SEITENAUSZUG ▸
Italiens höchstes Gericht: Kein Anspruch auf Leitungswasser im Hotel
Ein langjähriger Streit zwischen einer Urlauberin und einem italienischen Luxushotel über ein Glas Leitungswasser beim Abendessen ist nun höchstrichterlich entschieden. Der Kassationsgerichtshof in Rom stellte klar, dass Gäste in Restaurants und Hotels in Italien keinen rechtlichen Anspruch darauf haben, Wasser aus dem Hahn serviert zu bekommen.
Der Fall geht auf die Weihnachtszeit 2019 zurück. Die Frau verbrachte ihren Urlaub in einem Fünf-Sterne-Hotel im Südtiroler Ferienort Corvara in Badia in den Dolomiten. Sie hatte dort Halbpension gebucht, allerdings ohne Getränke. Beim Abendessen bat sie nach Medienberichten mehrfach darum, statt einer Flasche Mineralwasser ein Glas Leitungswasser zu erhalten. Demnach soll sie sogar angeboten haben, den Service gesondert zu bezahlen.
Klage auf Schadenersatz
Das Hotel blieb jedoch bei seiner Linie und bot ausschließlich Mineralwasser in Flaschen an, das rund sieben Euro kostete. Daraufhin zog die Urlauberin vor Gericht. Nach Angaben der Nachrichtenagentur Ansa berief sie sich darauf, dass Trinkwasser ein Grundrecht sei, und forderte etwa 2.700 Euro Schadenersatz wegen zusätzlicher Ausgaben und persönlicher Unannehmlichkeiten.
Mit ihrer Klage hatte sie jedoch keinen Erfolg. Mehrere Gerichte wiesen ihre Forderung zurück. Nun bestätigte auch Italiens oberstes Gericht diese Sichtweise: Eine gesetzliche Regelung, die Gaststätten oder Hotels dazu verpflichtet, Leitungswasser auszuschenken, existiert demnach nicht. Ob ein Betrieb Gästen Wasser aus dem Hahn anbietet, bleibt somit dessen eigene Entscheidung. Entschädigungsansprüche der Urlauberin sahen die Richter deshalb nicht.

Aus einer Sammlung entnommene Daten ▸
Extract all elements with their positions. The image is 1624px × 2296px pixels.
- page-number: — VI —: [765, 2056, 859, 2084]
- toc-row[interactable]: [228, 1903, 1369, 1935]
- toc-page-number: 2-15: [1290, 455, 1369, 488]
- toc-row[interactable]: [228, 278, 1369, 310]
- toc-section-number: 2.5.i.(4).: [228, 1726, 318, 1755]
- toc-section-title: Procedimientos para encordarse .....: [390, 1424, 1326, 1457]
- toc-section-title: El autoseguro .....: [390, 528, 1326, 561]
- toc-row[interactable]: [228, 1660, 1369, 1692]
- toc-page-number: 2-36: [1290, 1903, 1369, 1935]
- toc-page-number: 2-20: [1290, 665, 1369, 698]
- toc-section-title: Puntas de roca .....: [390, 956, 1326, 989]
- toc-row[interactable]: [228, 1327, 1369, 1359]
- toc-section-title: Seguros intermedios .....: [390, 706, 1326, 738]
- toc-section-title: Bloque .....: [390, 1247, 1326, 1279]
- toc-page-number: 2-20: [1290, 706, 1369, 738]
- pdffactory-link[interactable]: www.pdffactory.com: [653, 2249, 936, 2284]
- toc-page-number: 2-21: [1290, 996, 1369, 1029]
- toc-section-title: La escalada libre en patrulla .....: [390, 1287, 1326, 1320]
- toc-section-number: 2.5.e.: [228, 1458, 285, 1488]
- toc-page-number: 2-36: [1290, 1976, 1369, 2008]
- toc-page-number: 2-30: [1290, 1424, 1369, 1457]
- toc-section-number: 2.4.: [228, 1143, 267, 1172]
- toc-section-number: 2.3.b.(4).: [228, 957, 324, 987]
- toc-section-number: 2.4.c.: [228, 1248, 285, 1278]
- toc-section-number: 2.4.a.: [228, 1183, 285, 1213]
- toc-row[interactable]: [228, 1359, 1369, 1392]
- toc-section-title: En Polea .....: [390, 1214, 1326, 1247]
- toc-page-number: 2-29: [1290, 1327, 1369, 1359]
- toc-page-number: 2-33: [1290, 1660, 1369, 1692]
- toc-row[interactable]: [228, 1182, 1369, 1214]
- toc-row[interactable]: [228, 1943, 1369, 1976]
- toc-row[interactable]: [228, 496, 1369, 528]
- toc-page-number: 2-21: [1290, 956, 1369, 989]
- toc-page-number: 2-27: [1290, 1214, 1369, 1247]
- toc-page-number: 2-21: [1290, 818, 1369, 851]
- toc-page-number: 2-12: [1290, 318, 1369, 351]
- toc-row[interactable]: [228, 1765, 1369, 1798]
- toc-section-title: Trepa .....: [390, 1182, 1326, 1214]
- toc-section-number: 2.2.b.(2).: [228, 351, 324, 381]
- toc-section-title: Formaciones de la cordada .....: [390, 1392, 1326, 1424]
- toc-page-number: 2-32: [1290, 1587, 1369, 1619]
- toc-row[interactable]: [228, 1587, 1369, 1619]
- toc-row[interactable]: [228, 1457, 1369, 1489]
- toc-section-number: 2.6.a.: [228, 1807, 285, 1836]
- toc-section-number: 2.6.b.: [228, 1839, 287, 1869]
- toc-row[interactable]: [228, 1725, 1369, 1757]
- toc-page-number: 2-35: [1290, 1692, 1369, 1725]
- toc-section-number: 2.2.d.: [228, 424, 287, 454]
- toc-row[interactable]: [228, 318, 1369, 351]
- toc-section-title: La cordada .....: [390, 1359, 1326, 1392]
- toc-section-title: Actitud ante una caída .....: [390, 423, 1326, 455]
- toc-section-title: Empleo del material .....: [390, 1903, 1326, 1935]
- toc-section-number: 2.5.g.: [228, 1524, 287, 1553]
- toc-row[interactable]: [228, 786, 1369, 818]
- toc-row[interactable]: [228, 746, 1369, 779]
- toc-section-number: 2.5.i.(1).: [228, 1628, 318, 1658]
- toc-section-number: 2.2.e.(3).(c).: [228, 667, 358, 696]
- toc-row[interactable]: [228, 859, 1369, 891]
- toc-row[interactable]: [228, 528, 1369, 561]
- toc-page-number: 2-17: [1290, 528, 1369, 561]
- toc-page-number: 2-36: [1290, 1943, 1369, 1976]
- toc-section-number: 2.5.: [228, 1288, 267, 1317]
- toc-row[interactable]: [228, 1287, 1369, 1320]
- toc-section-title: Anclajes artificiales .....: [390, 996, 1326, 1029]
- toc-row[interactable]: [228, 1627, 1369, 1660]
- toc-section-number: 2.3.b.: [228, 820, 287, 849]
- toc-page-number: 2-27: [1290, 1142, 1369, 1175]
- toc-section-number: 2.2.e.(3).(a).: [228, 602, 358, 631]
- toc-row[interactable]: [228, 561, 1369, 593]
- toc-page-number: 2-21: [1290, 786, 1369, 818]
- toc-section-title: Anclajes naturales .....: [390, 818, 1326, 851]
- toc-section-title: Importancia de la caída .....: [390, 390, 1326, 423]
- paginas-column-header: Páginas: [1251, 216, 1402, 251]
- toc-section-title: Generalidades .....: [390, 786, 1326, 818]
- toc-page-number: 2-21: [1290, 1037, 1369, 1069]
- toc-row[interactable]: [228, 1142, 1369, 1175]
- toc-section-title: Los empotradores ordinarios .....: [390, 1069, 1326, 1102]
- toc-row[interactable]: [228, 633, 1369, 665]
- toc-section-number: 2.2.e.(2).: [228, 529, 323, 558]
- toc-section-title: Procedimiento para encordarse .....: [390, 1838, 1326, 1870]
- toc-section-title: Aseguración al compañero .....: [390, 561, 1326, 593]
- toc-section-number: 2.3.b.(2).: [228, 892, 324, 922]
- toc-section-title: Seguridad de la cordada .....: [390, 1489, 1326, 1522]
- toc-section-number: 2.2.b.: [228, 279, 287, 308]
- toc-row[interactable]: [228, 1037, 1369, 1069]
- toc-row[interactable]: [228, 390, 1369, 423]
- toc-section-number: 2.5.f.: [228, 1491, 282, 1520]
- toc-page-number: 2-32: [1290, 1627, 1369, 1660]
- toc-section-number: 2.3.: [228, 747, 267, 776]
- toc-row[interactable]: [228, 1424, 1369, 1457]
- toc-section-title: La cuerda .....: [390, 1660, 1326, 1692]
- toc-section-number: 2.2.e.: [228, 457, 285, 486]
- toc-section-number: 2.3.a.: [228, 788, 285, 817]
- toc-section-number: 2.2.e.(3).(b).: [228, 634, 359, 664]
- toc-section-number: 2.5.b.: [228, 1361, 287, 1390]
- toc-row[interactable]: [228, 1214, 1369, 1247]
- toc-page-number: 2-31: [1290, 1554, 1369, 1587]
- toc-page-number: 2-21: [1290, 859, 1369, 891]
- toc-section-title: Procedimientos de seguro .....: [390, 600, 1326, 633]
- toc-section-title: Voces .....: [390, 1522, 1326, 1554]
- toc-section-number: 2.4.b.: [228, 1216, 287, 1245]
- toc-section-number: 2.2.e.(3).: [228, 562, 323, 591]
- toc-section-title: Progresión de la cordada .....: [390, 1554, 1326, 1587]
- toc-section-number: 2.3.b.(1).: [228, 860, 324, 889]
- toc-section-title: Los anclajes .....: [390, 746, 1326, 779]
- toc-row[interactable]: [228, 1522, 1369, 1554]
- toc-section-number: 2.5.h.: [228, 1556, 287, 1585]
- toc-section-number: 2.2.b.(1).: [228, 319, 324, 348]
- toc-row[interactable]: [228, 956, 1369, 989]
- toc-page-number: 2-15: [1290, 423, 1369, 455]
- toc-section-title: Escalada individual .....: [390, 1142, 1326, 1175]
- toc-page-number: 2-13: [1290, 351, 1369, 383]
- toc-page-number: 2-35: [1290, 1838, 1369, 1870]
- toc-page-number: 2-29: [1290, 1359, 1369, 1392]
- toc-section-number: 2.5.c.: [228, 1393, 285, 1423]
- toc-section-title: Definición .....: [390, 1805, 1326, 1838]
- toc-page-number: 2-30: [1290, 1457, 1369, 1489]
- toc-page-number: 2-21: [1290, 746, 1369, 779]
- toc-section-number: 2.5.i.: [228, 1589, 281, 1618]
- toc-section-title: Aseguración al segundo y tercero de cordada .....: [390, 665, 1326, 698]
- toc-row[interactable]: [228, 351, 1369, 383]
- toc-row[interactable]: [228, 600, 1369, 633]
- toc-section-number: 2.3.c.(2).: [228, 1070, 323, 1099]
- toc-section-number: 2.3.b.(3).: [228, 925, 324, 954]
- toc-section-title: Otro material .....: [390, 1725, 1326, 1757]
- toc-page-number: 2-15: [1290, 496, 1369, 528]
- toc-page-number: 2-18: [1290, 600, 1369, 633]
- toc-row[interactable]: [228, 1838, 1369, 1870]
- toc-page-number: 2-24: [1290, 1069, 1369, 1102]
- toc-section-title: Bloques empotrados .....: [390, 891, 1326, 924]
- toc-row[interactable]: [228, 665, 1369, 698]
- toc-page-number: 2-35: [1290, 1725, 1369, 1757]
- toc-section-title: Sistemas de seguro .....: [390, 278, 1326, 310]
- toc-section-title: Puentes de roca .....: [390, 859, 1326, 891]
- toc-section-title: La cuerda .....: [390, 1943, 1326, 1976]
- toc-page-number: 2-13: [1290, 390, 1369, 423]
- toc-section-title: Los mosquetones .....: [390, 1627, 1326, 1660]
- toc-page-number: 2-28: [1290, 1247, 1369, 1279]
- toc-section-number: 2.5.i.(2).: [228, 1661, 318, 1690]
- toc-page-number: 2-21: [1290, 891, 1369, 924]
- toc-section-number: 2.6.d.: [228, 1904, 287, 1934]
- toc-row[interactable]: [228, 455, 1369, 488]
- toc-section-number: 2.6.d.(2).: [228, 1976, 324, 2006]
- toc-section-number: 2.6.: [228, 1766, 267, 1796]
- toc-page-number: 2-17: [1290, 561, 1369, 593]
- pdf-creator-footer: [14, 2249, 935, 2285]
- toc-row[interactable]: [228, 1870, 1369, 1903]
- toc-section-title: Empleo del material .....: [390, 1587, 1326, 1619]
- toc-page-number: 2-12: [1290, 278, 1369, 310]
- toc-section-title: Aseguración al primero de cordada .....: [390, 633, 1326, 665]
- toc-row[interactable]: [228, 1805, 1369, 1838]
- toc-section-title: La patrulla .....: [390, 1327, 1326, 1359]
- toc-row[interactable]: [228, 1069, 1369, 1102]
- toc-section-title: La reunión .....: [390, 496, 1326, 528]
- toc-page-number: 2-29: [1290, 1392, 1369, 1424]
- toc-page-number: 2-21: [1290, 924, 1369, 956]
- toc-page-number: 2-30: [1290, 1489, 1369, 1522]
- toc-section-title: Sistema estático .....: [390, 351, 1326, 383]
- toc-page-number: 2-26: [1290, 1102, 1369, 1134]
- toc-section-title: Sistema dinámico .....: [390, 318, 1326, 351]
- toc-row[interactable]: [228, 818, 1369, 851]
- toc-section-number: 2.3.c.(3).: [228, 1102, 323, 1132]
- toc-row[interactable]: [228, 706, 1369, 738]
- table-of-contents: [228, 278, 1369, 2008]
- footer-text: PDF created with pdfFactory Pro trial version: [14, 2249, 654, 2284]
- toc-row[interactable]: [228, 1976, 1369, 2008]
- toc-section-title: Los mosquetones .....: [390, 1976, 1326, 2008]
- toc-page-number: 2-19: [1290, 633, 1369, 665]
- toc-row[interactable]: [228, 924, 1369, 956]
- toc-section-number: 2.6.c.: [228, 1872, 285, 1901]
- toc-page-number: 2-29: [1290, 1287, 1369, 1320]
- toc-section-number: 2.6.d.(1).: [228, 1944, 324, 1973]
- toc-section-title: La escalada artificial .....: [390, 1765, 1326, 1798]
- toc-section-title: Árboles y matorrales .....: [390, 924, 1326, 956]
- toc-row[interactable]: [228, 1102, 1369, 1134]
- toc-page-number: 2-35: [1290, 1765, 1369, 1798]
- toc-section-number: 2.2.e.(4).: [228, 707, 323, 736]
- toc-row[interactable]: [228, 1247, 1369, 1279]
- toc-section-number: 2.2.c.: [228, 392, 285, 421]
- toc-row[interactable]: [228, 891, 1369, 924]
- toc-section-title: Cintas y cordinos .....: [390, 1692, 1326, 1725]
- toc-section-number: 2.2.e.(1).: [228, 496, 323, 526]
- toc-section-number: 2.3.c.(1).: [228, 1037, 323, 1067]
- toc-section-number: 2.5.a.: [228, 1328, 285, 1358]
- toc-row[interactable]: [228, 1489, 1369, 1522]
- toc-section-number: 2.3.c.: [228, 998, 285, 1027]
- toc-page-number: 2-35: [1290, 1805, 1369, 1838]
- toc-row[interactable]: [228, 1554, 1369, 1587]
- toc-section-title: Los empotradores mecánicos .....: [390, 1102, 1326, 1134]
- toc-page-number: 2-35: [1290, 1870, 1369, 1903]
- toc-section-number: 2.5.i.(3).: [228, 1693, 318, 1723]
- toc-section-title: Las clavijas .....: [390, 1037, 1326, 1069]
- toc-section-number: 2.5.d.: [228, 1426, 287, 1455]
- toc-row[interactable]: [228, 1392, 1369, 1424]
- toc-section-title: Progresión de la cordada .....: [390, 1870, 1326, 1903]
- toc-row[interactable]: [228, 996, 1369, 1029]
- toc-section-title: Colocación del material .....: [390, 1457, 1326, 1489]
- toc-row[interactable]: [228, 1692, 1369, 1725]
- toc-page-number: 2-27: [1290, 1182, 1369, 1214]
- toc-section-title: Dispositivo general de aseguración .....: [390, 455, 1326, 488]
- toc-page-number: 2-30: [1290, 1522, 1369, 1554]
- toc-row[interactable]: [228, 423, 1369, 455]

AUFGABENSTELLUNG ▸
a - Beantworte anhand des Seitenauszugs über das Leitungswasser-Urteil diese Fragen:
(i) In welchem Ort lag das Hotel, in dem die Frau Urlaub machte?
(ii) Was kostete das Mineralwasser in Flaschen ungefähr?
(iii) Wie viel Schadenersatz verlangte die Urlauberin?
b - Fasse den Seitenauszug über das Leitungswasser-Urteil in zwei Sätzen zusammen.
c - Übertrage aus dem Seitenauszug über das Leitungswasser-Urteil den Abschnitt von „Der Fall geht“ bis „gesondert zu bezahlen.“ unverändert.

LÖSUNGEN ▸
a -
(i) In Corvara in Badia in den Dolomiten (Südtirol).
(ii) Rund sieben Euro.
(iii) Etwa 2.700 Euro.

b - Eine Urlauberin verlangte 2019 in einem Südtiroler Fünf-Sterne-Hotel beim Abendessen mehrfach Leitungswasser statt Mineralwasser. Ihre Schadenersatzklage scheiterte, denn der Kassationsgerichtshof in Rom bestätigte, dass Gäste in Italien keinen rechtlichen Anspruch auf Leitungswasser haben.

c -
Der Fall geht auf die Weihnachtszeit 2019 zurück. Die Frau verbrachte ihren Urlaub in einem Fünf-Sterne-Hotel im Südtiroler Ferienort Corvara in Badia in den Dolomiten. Sie hatte dort Halbpension gebucht, allerdings ohne Getränke. Beim Abendessen bat sie nach Medienberichten mehrfach darum, statt einer Flasche Mineralwasser ein Glas Leitungswasser zu erhalten. Demnach soll sie sogar angeboten haben, den Service gesondert zu bezahlen.